Short exercise: Could you copy out the lines below verbatim, starting at the line containing "578, 626, 591]" and ending at the line containing "681, 700, 693]", with both of those lines included?

· · · · ·

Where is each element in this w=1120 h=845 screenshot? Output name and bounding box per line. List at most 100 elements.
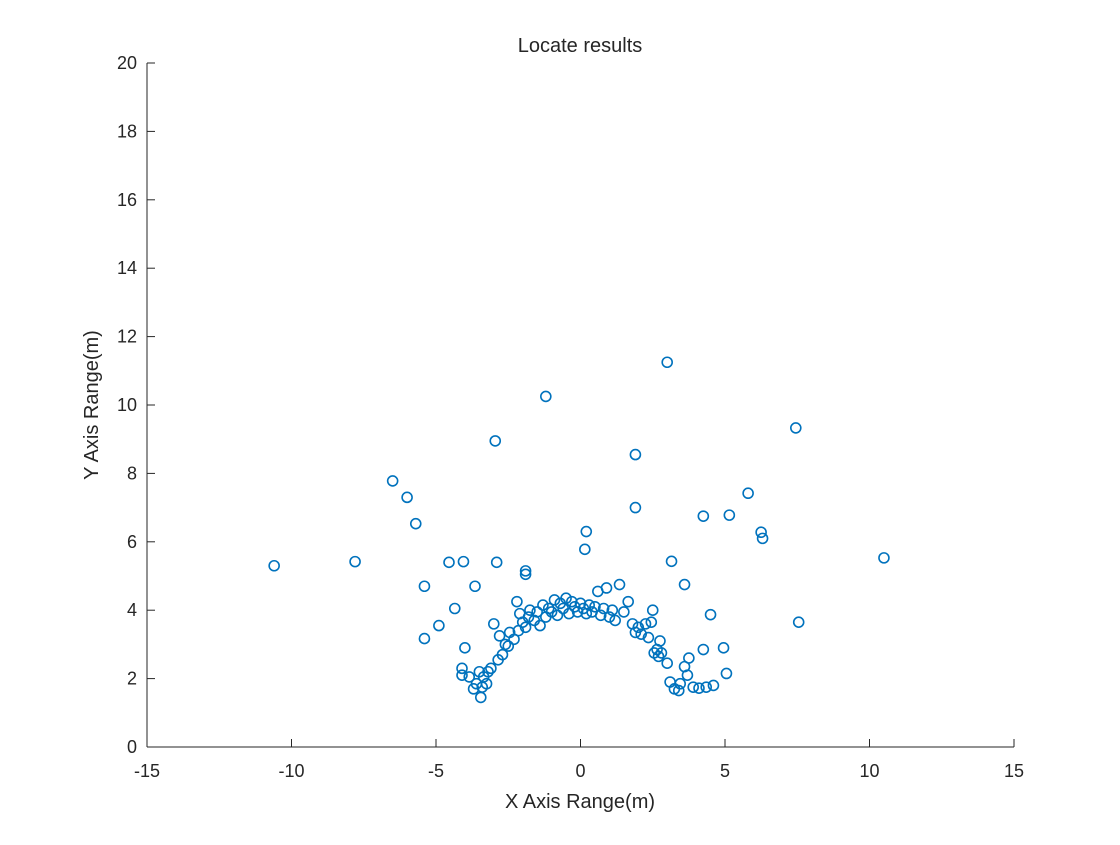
data-point	[613, 578, 626, 591]
data-point	[540, 390, 552, 403]
data-point	[456, 662, 468, 675]
data-point	[548, 594, 561, 606]
x-tick-label: -15	[134, 761, 160, 781]
data-point	[755, 526, 767, 539]
data-point	[443, 556, 455, 569]
data-point	[418, 580, 431, 593]
data-point	[654, 635, 666, 647]
data-point	[456, 669, 468, 681]
y-tick-label: 6	[127, 532, 137, 552]
data-point	[655, 647, 668, 659]
data-point	[531, 606, 543, 618]
data-point	[687, 681, 700, 693]
data-point	[603, 611, 616, 623]
data-point	[463, 671, 476, 683]
data-point	[433, 619, 445, 632]
data-point	[697, 643, 710, 656]
data-point	[268, 559, 280, 572]
data-point	[580, 525, 593, 538]
y-tick-label: 0	[127, 737, 137, 757]
data-point	[579, 543, 591, 556]
data-point	[742, 487, 754, 500]
y-tick-label: 16	[117, 190, 137, 210]
data-point	[502, 640, 515, 652]
data-point	[678, 578, 691, 591]
x-tick-label: -5	[428, 761, 444, 781]
data-point	[646, 604, 659, 617]
data-point	[697, 510, 710, 522]
data-point	[493, 630, 506, 642]
x-tick-label: -10	[278, 761, 304, 781]
data-point	[418, 632, 431, 645]
data-point	[790, 422, 802, 434]
y-axis-label: Y Axis Range(m)	[81, 330, 103, 480]
x-tick-label: 5	[720, 761, 730, 781]
data-point	[522, 611, 535, 623]
data-point	[700, 681, 713, 693]
data-point	[704, 608, 717, 621]
chart-title: Locate results	[518, 35, 643, 57]
data-point	[524, 604, 536, 617]
data-point	[448, 602, 461, 615]
data-point	[693, 682, 705, 694]
data-point	[609, 614, 621, 627]
x-tick-label: 15	[1004, 761, 1024, 781]
data-point	[489, 435, 502, 447]
data-point	[519, 621, 532, 634]
data-point	[589, 600, 601, 613]
data-point	[542, 602, 555, 615]
data-point	[545, 606, 558, 618]
data-point	[792, 616, 805, 628]
data-point	[490, 556, 503, 569]
data-point	[519, 565, 532, 577]
data-point	[717, 642, 730, 654]
data-point	[537, 599, 549, 611]
data-point	[386, 475, 399, 487]
data-markers	[268, 356, 890, 704]
data-point	[629, 448, 642, 461]
data-point	[459, 642, 471, 654]
data-point	[474, 691, 487, 704]
data-point	[583, 599, 595, 611]
y-tick-label: 12	[117, 327, 137, 347]
data-point	[519, 568, 532, 581]
y-tick-label: 10	[117, 395, 137, 415]
data-point	[594, 609, 607, 622]
data-point	[639, 618, 652, 630]
data-point	[618, 606, 630, 618]
y-tick-label: 8	[127, 463, 137, 483]
data-point	[672, 684, 685, 697]
data-point	[674, 677, 687, 690]
x-axis-label: X Axis Range(m)	[505, 791, 655, 813]
data-point	[707, 679, 720, 692]
data-point	[665, 555, 678, 568]
data-point	[482, 665, 494, 678]
data-point	[683, 652, 695, 664]
data-point	[629, 501, 642, 514]
data-point	[349, 555, 361, 568]
data-point	[560, 592, 572, 605]
axes: -15 -10 -5 0 5 10 15 0 2 4 6 8 10 12 14 16 18 20	[117, 53, 1024, 781]
data-point	[642, 631, 655, 644]
y-tick-label: 4	[127, 600, 137, 620]
data-point	[645, 616, 658, 628]
data-point	[597, 602, 610, 615]
data-point	[496, 648, 509, 661]
data-point	[681, 669, 694, 681]
data-point	[756, 532, 769, 545]
data-point	[511, 595, 523, 608]
data-point	[409, 517, 422, 530]
data-point	[487, 618, 500, 630]
data-point	[632, 621, 645, 634]
data-point	[600, 582, 613, 594]
y-tick-label: 20	[117, 53, 137, 73]
data-point	[534, 619, 546, 632]
data-point	[635, 628, 647, 640]
data-point	[652, 650, 665, 663]
data-point	[720, 667, 733, 680]
data-point	[480, 677, 493, 690]
y-tick-label: 18	[117, 121, 137, 141]
y-tick-label: 2	[127, 669, 137, 689]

· · · · ·

The solution:
data-point	[613, 578, 626, 591]
data-point	[540, 390, 552, 403]
data-point	[456, 662, 468, 675]
data-point	[548, 594, 561, 606]
x-tick-label: -15	[134, 761, 160, 781]
data-point	[755, 526, 767, 539]
data-point	[443, 556, 455, 569]
data-point	[418, 580, 431, 593]
data-point	[654, 635, 666, 647]
data-point	[456, 669, 468, 681]
y-tick-label: 6	[127, 532, 137, 552]
data-point	[655, 647, 668, 659]
data-point	[531, 606, 543, 618]
data-point	[687, 681, 700, 693]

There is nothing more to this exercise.